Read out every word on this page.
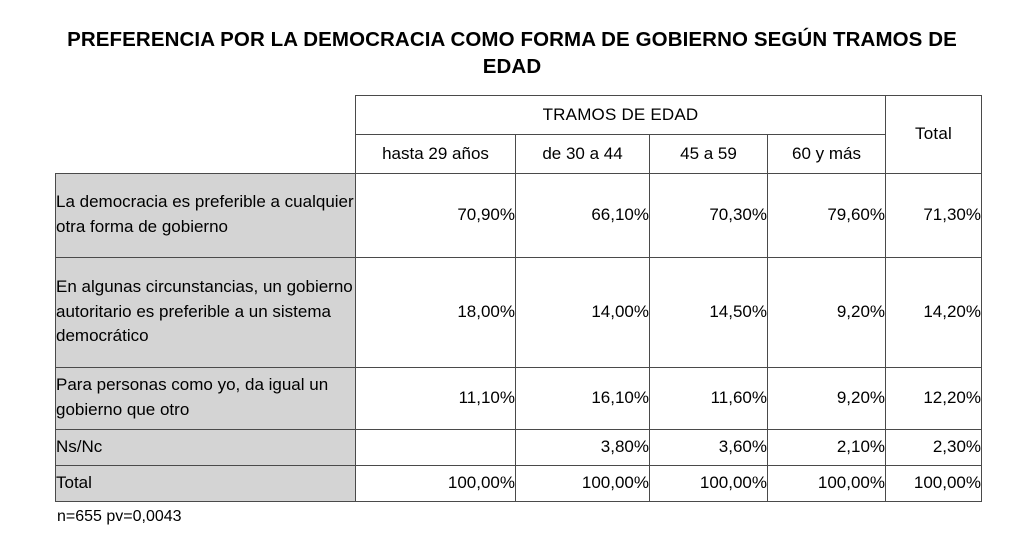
PREFERENCIA POR LA DEMOCRACIA COMO FORMA DE GOBIERNO SEGÚN TRAMOS DE EDAD
	TRAMOS DE EDAD				Total
	hasta 29 años	de 30 a 44	45 a 59	60 y más	
La democracia es preferible a cualquier otra forma de gobierno	70,90%	66,10%	70,30%	79,60%	71,30%
En algunas circunstancias, un gobierno autoritario es preferible a un sistema democrático	18,00%	14,00%	14,50%	9,20%	14,20%
Para personas como yo, da igual un gobierno que otro	11,10%	16,10%	11,60%	9,20%	12,20%
Ns/Nc		3,80%	3,60%	2,10%	2,30%
Total	100,00%	100,00%	100,00%	100,00%	100,00%
n=655 pv=0,0043
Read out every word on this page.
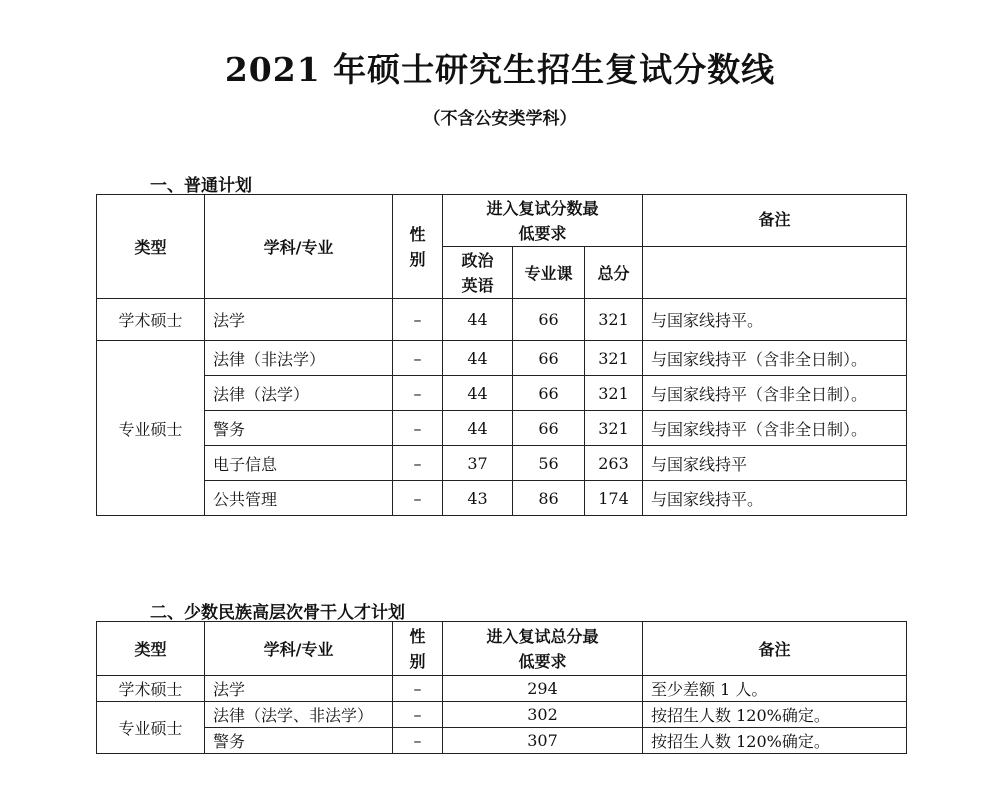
2021 年硕士研究生招生复试分数线
（不含公安类学科）
一、普通计划
类型	学科/专业	性别	进入复试分数最低要求			备注
			政治英语	专业课	总分	
学术硕士	法学	–	44	66	321	与国家线持平。
专业硕士	法律（非法学）	–	44	66	321	与国家线持平（含非全日制）。
	法律（法学）	–	44	66	321	与国家线持平（含非全日制）。
	警务	–	44	66	321	与国家线持平（含非全日制）。
	电子信息	–	37	56	263	与国家线持平
	公共管理	–	43	86	174	与国家线持平。
二、少数民族高层次骨干人才计划
类型	学科/专业	性别	进入复试总分最低要求	备注
学术硕士	法学	–	294	至少差额 1 人。
专业硕士	法律（法学、非法学）	–	302	按招生人数 120%确定。
	警务	–	307	按招生人数 120%确定。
==============================
_Task:_
Your task is an exact transcription of all the data, minus the pictures.

_Expected answer:_
Read out every word on this page.
PREFERENCIA POR LA DEMOCRACIA COMO FORMA DE GOBIERNO SEGÚN TRAMOS DE EDAD
	TRAMOS DE EDAD				Total
	hasta 29 años	de 30 a 44	45 a 59	60 y más	
La democracia es preferible a cualquier otra forma de gobierno	70,90%	66,10%	70,30%	79,60%	71,30%
En algunas circunstancias, un gobierno autoritario es preferible a un sistema democrático	18,00%	14,00%	14,50%	9,20%	14,20%
Para personas como yo, da igual un gobierno que otro	11,10%	16,10%	11,60%	9,20%	12,20%
Ns/Nc		3,80%	3,60%	2,10%	2,30%
Total	100,00%	100,00%	100,00%	100,00%	100,00%
n=655 pv=0,0043
Read out every word on this page.
2021 年硕士研究生招生复试分数线
（不含公安类学科）
一、普通计划
类型	学科/专业	性别	进入复试分数最低要求			备注
			政治英语	专业课	总分	
学术硕士	法学	–	44	66	321	与国家线持平。
专业硕士	法律（非法学）	–	44	66	321	与国家线持平（含非全日制）。
	法律（法学）	–	44	66	321	与国家线持平（含非全日制）。
	警务	–	44	66	321	与国家线持平（含非全日制）。
	电子信息	–	37	56	263	与国家线持平
	公共管理	–	43	86	174	与国家线持平。
二、少数民族高层次骨干人才计划
类型	学科/专业	性别	进入复试总分最低要求	备注
学术硕士	法学	–	294	至少差额 1 人。
专业硕士	法律（法学、非法学）	–	302	按招生人数 120%确定。
	警务	–	307	按招生人数 120%确定。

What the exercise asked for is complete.